--- start ---
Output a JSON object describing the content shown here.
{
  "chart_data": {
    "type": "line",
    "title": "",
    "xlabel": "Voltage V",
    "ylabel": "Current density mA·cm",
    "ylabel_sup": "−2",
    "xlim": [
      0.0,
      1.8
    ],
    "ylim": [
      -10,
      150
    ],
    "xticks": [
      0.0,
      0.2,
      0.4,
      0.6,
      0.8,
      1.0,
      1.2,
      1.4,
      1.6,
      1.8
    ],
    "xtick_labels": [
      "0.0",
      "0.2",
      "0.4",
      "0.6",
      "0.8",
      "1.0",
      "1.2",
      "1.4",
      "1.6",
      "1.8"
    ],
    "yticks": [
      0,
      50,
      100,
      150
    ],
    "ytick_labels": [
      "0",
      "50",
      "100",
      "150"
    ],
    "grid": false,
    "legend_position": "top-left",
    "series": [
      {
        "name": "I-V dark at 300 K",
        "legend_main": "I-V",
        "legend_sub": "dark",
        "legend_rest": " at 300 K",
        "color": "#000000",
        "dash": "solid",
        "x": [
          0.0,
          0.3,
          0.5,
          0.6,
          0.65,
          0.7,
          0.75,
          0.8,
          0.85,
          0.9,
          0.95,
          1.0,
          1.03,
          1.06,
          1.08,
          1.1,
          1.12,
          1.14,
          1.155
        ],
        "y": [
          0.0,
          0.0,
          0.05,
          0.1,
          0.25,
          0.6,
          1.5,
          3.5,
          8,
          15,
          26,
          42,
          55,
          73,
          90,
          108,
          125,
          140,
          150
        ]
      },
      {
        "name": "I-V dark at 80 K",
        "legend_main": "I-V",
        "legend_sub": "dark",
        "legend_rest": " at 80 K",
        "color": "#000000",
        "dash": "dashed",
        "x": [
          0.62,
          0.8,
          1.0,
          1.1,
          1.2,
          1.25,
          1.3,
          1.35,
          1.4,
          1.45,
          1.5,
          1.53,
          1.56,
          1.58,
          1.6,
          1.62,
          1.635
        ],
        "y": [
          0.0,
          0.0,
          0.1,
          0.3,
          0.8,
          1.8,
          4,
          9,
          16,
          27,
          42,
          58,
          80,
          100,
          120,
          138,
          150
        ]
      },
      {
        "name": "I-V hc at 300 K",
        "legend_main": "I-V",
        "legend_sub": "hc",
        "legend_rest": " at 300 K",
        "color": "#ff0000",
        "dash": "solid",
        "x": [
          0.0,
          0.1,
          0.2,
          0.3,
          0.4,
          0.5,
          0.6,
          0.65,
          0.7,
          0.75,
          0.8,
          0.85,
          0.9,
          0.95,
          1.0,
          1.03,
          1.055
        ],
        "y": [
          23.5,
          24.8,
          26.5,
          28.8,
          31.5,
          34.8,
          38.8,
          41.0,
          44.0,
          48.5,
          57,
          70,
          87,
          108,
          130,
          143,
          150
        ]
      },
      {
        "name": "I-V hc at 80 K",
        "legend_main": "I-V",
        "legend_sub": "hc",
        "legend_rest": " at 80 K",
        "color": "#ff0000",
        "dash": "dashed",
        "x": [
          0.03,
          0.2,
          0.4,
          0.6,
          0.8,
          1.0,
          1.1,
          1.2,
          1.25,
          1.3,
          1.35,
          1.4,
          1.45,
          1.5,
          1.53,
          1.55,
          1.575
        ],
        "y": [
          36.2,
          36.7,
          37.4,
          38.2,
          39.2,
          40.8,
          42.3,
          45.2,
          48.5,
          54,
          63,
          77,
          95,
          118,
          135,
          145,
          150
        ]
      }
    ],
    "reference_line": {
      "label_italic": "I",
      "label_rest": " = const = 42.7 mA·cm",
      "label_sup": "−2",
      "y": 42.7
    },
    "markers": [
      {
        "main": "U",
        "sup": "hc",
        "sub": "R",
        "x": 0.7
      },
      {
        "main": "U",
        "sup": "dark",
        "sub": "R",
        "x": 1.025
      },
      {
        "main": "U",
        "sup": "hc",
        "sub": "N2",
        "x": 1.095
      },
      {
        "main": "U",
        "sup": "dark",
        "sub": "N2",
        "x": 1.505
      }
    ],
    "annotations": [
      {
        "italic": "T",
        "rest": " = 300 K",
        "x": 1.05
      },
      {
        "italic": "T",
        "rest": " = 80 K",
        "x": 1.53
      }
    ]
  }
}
--- end ---
• _Problem to work on_:
Retype the records in full. Keep every line identical to the original.

• _Worked answer_:
Output a JSON object describing the content shown here.
{
  "chart_data": {
    "type": "line",
    "title": "",
    "xlabel": "Voltage V",
    "ylabel": "Current density mA·cm",
    "ylabel_sup": "−2",
    "xlim": [
      0.0,
      1.8
    ],
    "ylim": [
      -10,
      150
    ],
    "xticks": [
      0.0,
      0.2,
      0.4,
      0.6,
      0.8,
      1.0,
      1.2,
      1.4,
      1.6,
      1.8
    ],
    "xtick_labels": [
      "0.0",
      "0.2",
      "0.4",
      "0.6",
      "0.8",
      "1.0",
      "1.2",
      "1.4",
      "1.6",
      "1.8"
    ],
    "yticks": [
      0,
      50,
      100,
      150
    ],
    "ytick_labels": [
      "0",
      "50",
      "100",
      "150"
    ],
    "grid": false,
    "legend_position": "top-left",
    "series": [
      {
        "name": "I-V dark at 300 K",
        "legend_main": "I-V",
        "legend_sub": "dark",
        "legend_rest": " at 300 K",
        "color": "#000000",
        "dash": "solid",
        "x": [
          0.0,
          0.3,
          0.5,
          0.6,
          0.65,
          0.7,
          0.75,
          0.8,
          0.85,
          0.9,
          0.95,
          1.0,
          1.03,
          1.06,
          1.08,
          1.1,
          1.12,
          1.14,
          1.155
        ],
        "y": [
          0.0,
          0.0,
          0.05,
          0.1,
          0.25,
          0.6,
          1.5,
          3.5,
          8,
          15,
          26,
          42,
          55,
          73,
          90,
          108,
          125,
          140,
          150
        ]
      },
      {
        "name": "I-V dark at 80 K",
        "legend_main": "I-V",
        "legend_sub": "dark",
        "legend_rest": " at 80 K",
        "color": "#000000",
        "dash": "dashed",
        "x": [
          0.62,
          0.8,
          1.0,
          1.1,
          1.2,
          1.25,
          1.3,
          1.35,
          1.4,
          1.45,
          1.5,
          1.53,
          1.56,
          1.58,
          1.6,
          1.62,
          1.635
        ],
        "y": [
          0.0,
          0.0,
          0.1,
          0.3,
          0.8,
          1.8,
          4,
          9,
          16,
          27,
          42,
          58,
          80,
          100,
          120,
          138,
          150
        ]
      },
      {
        "name": "I-V hc at 300 K",
        "legend_main": "I-V",
        "legend_sub": "hc",
        "legend_rest": " at 300 K",
        "color": "#ff0000",
        "dash": "solid",
        "x": [
          0.0,
          0.1,
          0.2,
          0.3,
          0.4,
          0.5,
          0.6,
          0.65,
          0.7,
          0.75,
          0.8,
          0.85,
          0.9,
          0.95,
          1.0,
          1.03,
          1.055
        ],
        "y": [
          23.5,
          24.8,
          26.5,
          28.8,
          31.5,
          34.8,
          38.8,
          41.0,
          44.0,
          48.5,
          57,
          70,
          87,
          108,
          130,
          143,
          150
        ]
      },
      {
        "name": "I-V hc at 80 K",
        "legend_main": "I-V",
        "legend_sub": "hc",
        "legend_rest": " at 80 K",
        "color": "#ff0000",
        "dash": "dashed",
        "x": [
          0.03,
          0.2,
          0.4,
          0.6,
          0.8,
          1.0,
          1.1,
          1.2,
          1.25,
          1.3,
          1.35,
          1.4,
          1.45,
          1.5,
          1.53,
          1.55,
          1.575
        ],
        "y": [
          36.2,
          36.7,
          37.4,
          38.2,
          39.2,
          40.8,
          42.3,
          45.2,
          48.5,
          54,
          63,
          77,
          95,
          118,
          135,
          145,
          150
        ]
      }
    ],
    "reference_line": {
      "label_italic": "I",
      "label_rest": " = const = 42.7 mA·cm",
      "label_sup": "−2",
      "y": 42.7
    },
    "markers": [
      {
        "main": "U",
        "sup": "hc",
        "sub": "R",
        "x": 0.7
      },
      {
        "main": "U",
        "sup": "dark",
        "sub": "R",
        "x": 1.025
      },
      {
        "main": "U",
        "sup": "hc",
        "sub": "N2",
        "x": 1.095
      },
      {
        "main": "U",
        "sup": "dark",
        "sub": "N2",
        "x": 1.505
      }
    ],
    "annotations": [
      {
        "italic": "T",
        "rest": " = 300 K",
        "x": 1.05
      },
      {
        "italic": "T",
        "rest": " = 80 K",
        "x": 1.53
      }
    ]
  }
}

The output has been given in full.